* [Records for the exercise]:
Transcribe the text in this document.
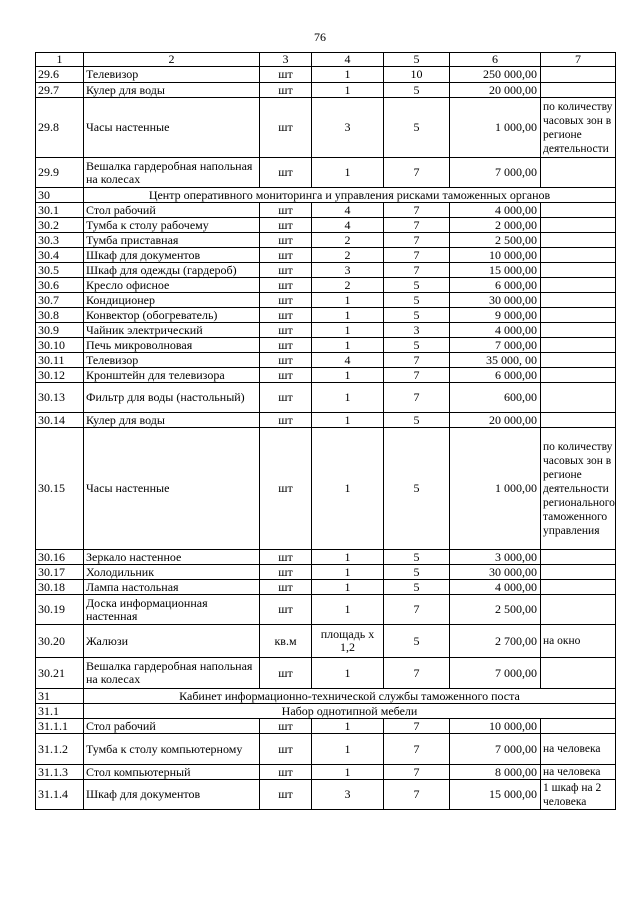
76
1	2	3	4	5	6	7
29.6	Телевизор	шт	1	10	250 000,00	
29.7	Кулер для воды	шт	1	5	20 000,00	
29.8	Часы настенные	шт	3	5	1 000,00	по количеству часовых зон в регионе деятельности
29.9	Вешалка гардеробная напольная на колесах	шт	1	7	7 000,00	
30	Центр оперативного мониторинга и управления рисками таможенных органов					
30.1	Стол рабочий	шт	4	7	4 000,00	
30.2	Тумба к столу рабочему	шт	4	7	2 000,00	
30.3	Тумба приставная	шт	2	7	2 500,00	
30.4	Шкаф для документов	шт	2	7	10 000,00	
30.5	Шкаф для одежды (гардероб)	шт	3	7	15 000,00	
30.6	Кресло офисное	шт	2	5	6 000,00	
30.7	Кондиционер	шт	1	5	30 000,00	
30.8	Конвектор (обогреватель)	шт	1	5	9 000,00	
30.9	Чайник электрический	шт	1	3	4 000,00	
30.10	Печь микроволновая	шт	1	5	7 000,00	
30.11	Телевизор	шт	4	7	35 000, 00	
30.12	Кронштейн для телевизора	шт	1	7	6 000,00	
30.13	Фильтр для воды (настольный)	шт	1	7	600,00	
30.14	Кулер для воды	шт	1	5	20 000,00	
30.15	Часы настенные	шт	1	5	1 000,00	по количеству часовых зон в регионе деятельности регионального таможенного управления
30.16	Зеркало настенное	шт	1	5	3 000,00	
30.17	Холодильник	шт	1	5	30 000,00	
30.18	Лампа настольная	шт	1	5	4 000,00	
30.19	Доска информационная настенная	шт	1	7	2 500,00	
30.20	Жалюзи	кв.м	площадь х 1,2	5	2 700,00	на окно
30.21	Вешалка гардеробная напольная на колесах	шт	1	7	7 000,00	
31	Кабинет информационно-технической службы таможенного поста					
31.1	Набор однотипной мебели					
31.1.1	Стол рабочий	шт	1	7	10 000,00	
31.1.2	Тумба к столу компьютерному	шт	1	7	7 000,00	на человека
31.1.3	Стол компьютерный	шт	1	7	8 000,00	на человека
31.1.4	Шкаф для документов	шт	3	7	15 000,00	1 шкаф на 2 человека
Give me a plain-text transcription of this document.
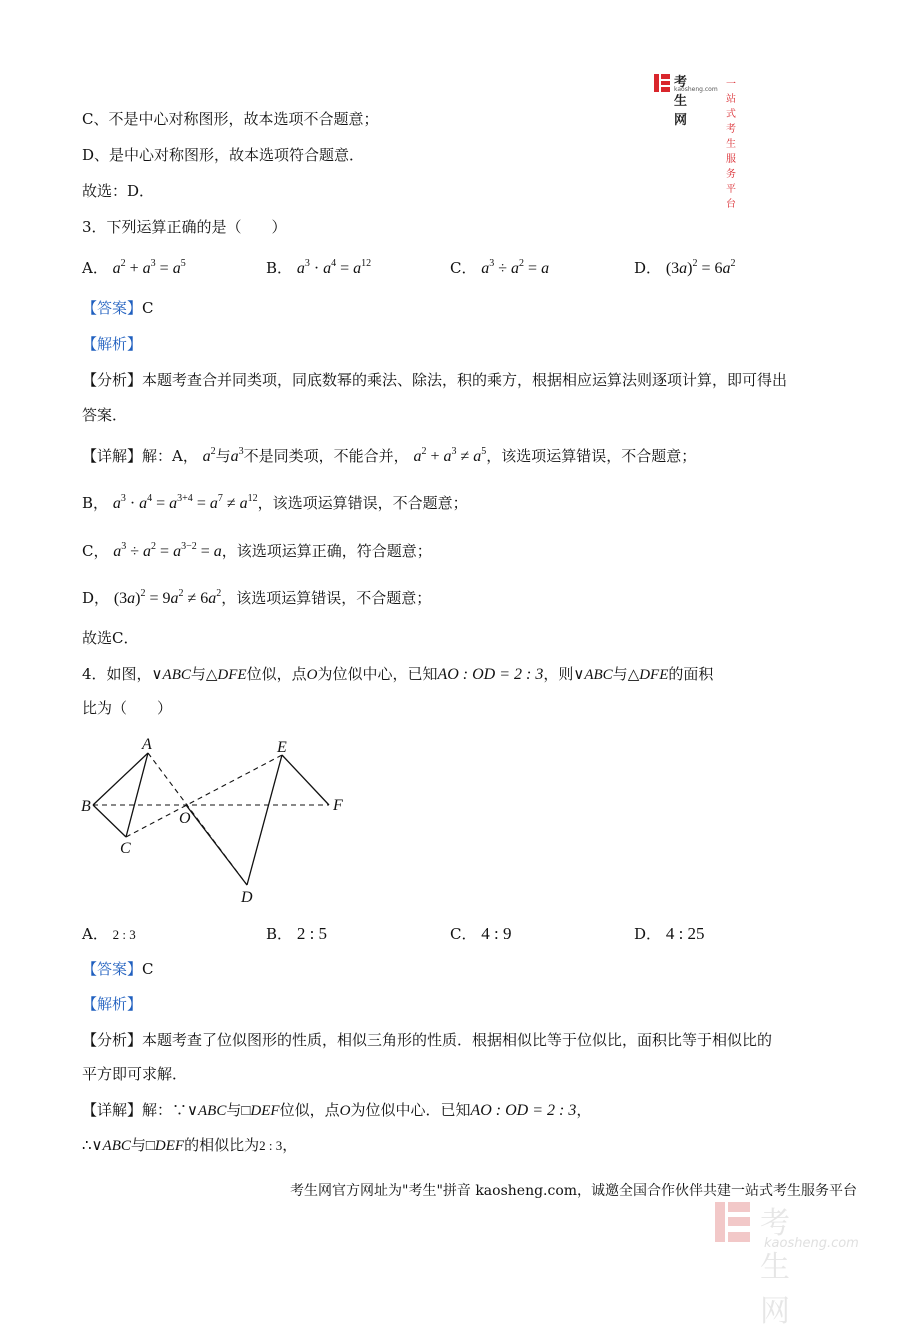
考生网
kaosheng.com 一站式考生服务平台
C、不是中心对称图形，故本选项不合题意；
D、是中心对称图形，故本选项符合题意．
故选：D．
3．下列运算正确的是（　　）
A． $a^2 + a^3 = a^5$	B． $a^3 \cdot a^4 = a^{12}$	C． $a^3 \div a^2 = a$	D． $(3a)^2 = 6a^2$
【答案】C
【解析】
【分析】本题考查合并同类项，同底数幂的乘法、除法，积的乘方，根据相应运算法则逐项计算，即可得出
答案．
【详解】解：A， $a^2$与$a^3$不是同类项，不能合并， $a^2 + a^3 \ne a^5$，该选项运算错误，不合题意；
B， $a^3 \cdot a^4 = a^{3+4} = a^7 \ne a^{12}$，该选项运算错误，不合题意；
C， $a^3 \div a^2 = a^{3-2} = a$，该选项运算正确，符合题意；
D， $(3a)^2 = 9a^2 \ne 6a^2$，该选项运算错误，不合题意；
故选C．
4．如图，∨ABC与△DFE位似，点O为位似中心，已知AO : OD = 2 : 3，则∨ABC与△DFE的面积
比为（　　）
A
B
C
O
E
F
D
A． 2 : 3	B． 2 : 5	C． 4 : 9	D． 4 : 25
【答案】C
【解析】
【分析】本题考查了位似图形的性质，相似三角形的性质．根据相似比等于位似比，面积比等于相似比的
平方即可求解．
【详解】解：∵∨ABC与□DEF位似，点O为位似中心．已知AO : OD = 2 : 3，
∴∨ABC与□DEF的相似比为2 : 3，
考生网官方网址为"考生"拼音 kaosheng.com，诚邀全国合作伙伴共建一站式考生服务平台
考生网
kaosheng.com
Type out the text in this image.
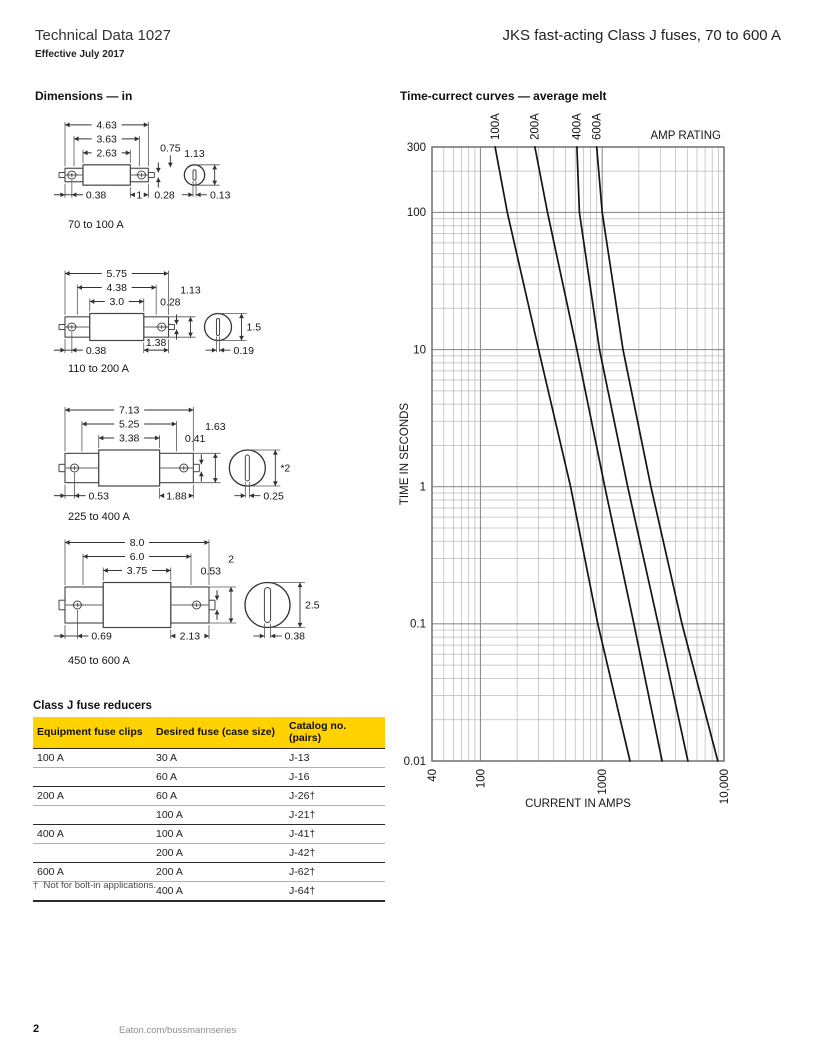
Technical Data 1027
Effective July 2017
JKS fast-acting Class J fuses, 70 to 600 A
Dimensions — in	Time-currect curves — average melt
4.63
3.63
2.63	0.75
0.28
0.38	1
1.13
0.13
70 to 100 A
5.75
4.38
3.0	0.28
1.13
0.38
1.38
1.5
0.19
110 to 200 A
7.13
5.25
3.38	0.41
1.63
0.53	1.88
*2
0.25
225 to 400 A
8.0
6.0
3.75	0.53
2
0.69	2.13
2.5
0.38
450 to 600 A
100A 200A	400A 600A	AMP RATING
300
100
10
1
0.1
0.01
40	100	1000	10,000
CURRENT IN AMPS
TIME IN SECONDS
Class J fuse reducers
Equipment fuse clips	Desired fuse (case size)	Catalog no. (pairs)
100 A	30 A	J-13
	60 A	J-16
200 A	60 A	J-26†
	100 A	J-21†
400 A	100 A	J-41†
	200 A	J-42†
600 A	200 A	J-62†
	400 A	J-64†
†  Not for bolt-in applications.
2	Eaton.com/bussmannseries
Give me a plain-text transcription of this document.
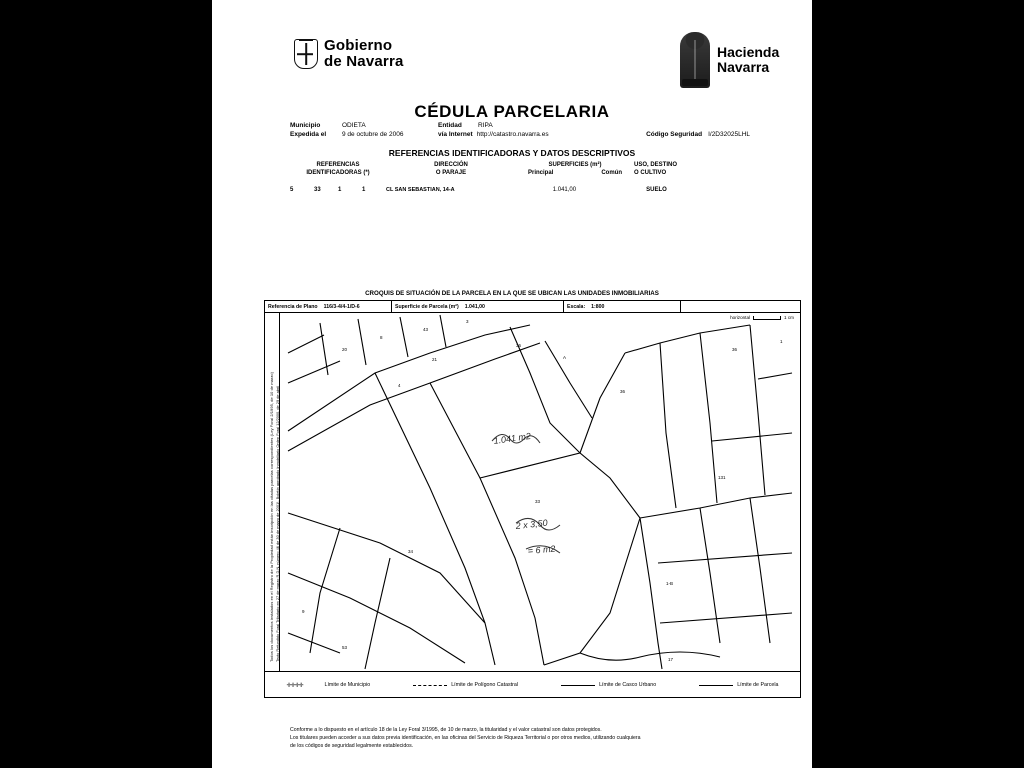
Gobierno
de Navarra
Hacienda
Navarra
CÉDULA PARCELARIA
Municipio	ODIETA	Entidad	RIPA
Expedida el	9 de octubre de 2006	vía Internet http://catastro.navarra.es	Código Seguridad I/2D32025LHL
REFERENCIAS IDENTIFICADORAS Y DATOS DESCRIPTIVOS
REFERENCIAS
IDENTIFICADORAS (*)
DIRECCIÓN
O PARAJE
SUPERFICIES (m²)
Principal	Común
USO, DESTINO
O CULTIVO
5	33	1	1	CL SAN SEBASTIAN, 14-A	1.041,00	SUELO
CROQUIS DE SITUACIÓN DE LA PARCELA EN LA QUE SE UBICAN LAS UNIDADES INMOBILIARIAS
Referencia de Plano 116/3-4/4-1/D-6	Superficie de Parcela (m²) 1.041,00	Escala: 1:800
horizontal	1 cm
Todos los documentos instalados en el Registro de la Propiedad están inscripción en las citadas parcelas correspondientes (Ley Foral 2/1995, de 10 de marzo) Texto Refundido Foral Tributario en 27 de marzo R.D.N. número 46 de 30 de marzo de 2001). Boletín aprobado Inmobiliario Orden Foral 12/2000, de 29 de abril
20
8
43
3
36
A
36
36
1
21
4
33
131
34
1-B
9
53
17
1.041 m2
2 x 3,50
= 6 m2
✛✛✛✛	Límite de Municipio	Límite de Polígono Catastral	Límite de Casco Urbano	Límite de Parcela
Conforme a lo dispuesto en el artículo 18 de la Ley Foral 3/1995, de 10 de marzo, la titularidad y el valor catastral son datos protegidos.
Los titulares pueden acceder a sus datos previa identificación, en las oficinas del Servicio de Riqueza Territorial o por otros medios, utilizando cualquiera
de los códigos de seguridad legalmente establecidos.
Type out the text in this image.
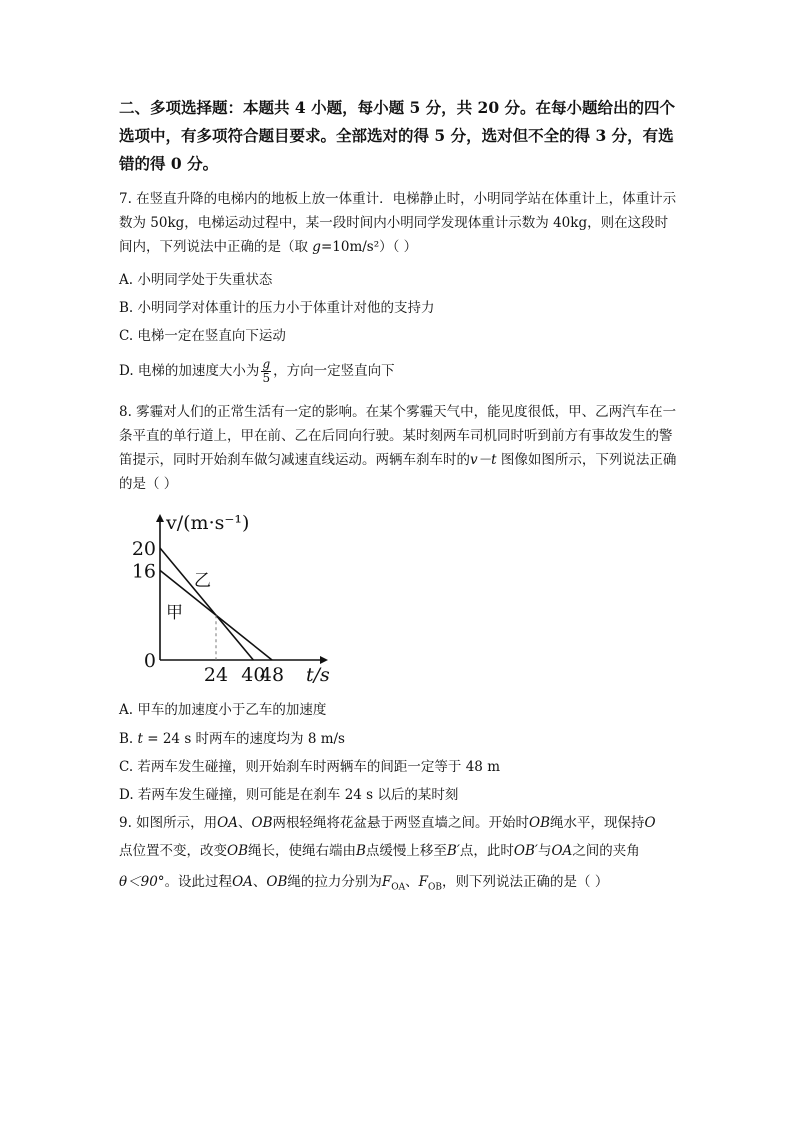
二、多项选择题：本题共 4 小题，每小题 5 分，共 20 分。在每小题给出的四个选项中，有多项符合题目要求。全部选对的得 5 分，选对但不全的得 3 分，有选错的得 0 分。
7. 在竖直升降的电梯内的地板上放一体重计．电梯静止时，小明同学站在体重计上，体重计示数为 50kg，电梯运动过程中，某一段时间内小明同学发现体重计示数为 40kg，则在这段时间内，下列说法中正确的是（取 g=10m/s²）（ ）
A. 小明同学处于失重状态
B. 小明同学对体重计的压力小于体重计对他的支持力
C. 电梯一定在竖直向下运动
D. 电梯的加速度大小为 $\frac{g}{5}$ ，方向一定竖直向下
8. 雾霾对人们的正常生活有一定的影响。在某个雾霾天气中，能见度很低，甲、乙两汽车在一条平直的单行道上，甲在前、乙在后同向行驶。某时刻两车司机同时听到前方有事故发生的警笛提示，同时开始刹车做匀减速直线运动。两辆车刹车时的v－t 图像如图所示，下列说法正确的是（ ）
v/(m·s⁻¹)
t/s
甲
乙
20
16
0
24 40
48
A. 甲车的加速度小于乙车的加速度
B. t = 24 s 时两车的速度均为 8 m/s
C. 若两车发生碰撞，则开始刹车时两辆车的间距一定等于 48 m
D. 若两车发生碰撞，则可能是在刹车 24 s 以后的某时刻
9. 如图所示，用OA、OB两根轻绳将花盆悬于两竖直墙之间。开始时OB绳水平，现保持O
点位置不变，改变OB绳长，使绳右端由B点缓慢上移至B′点，此时OB′与OA之间的夹角
θ＜90°。设此过程OA、OB绳的拉力分别为$F_{OA}$、$F_{OB}$，则下列说法正确的是（ ）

* [What is required]:
Filter the records above and return every line that holds the word "该选项运算错误".

* [Response]:
【详解】解：A， $a^2$与$a^3$不是同类项，不能合并， $a^2 + a^3 \ne a^5$，该选项运算错误，不合题意；
B， $a^3 \cdot a^4 = a^{3+4} = a^7 \ne a^{12}$，该选项运算错误，不合题意；
D， $(3a)^2 = 9a^2 \ne 6a^2$，该选项运算错误，不合题意；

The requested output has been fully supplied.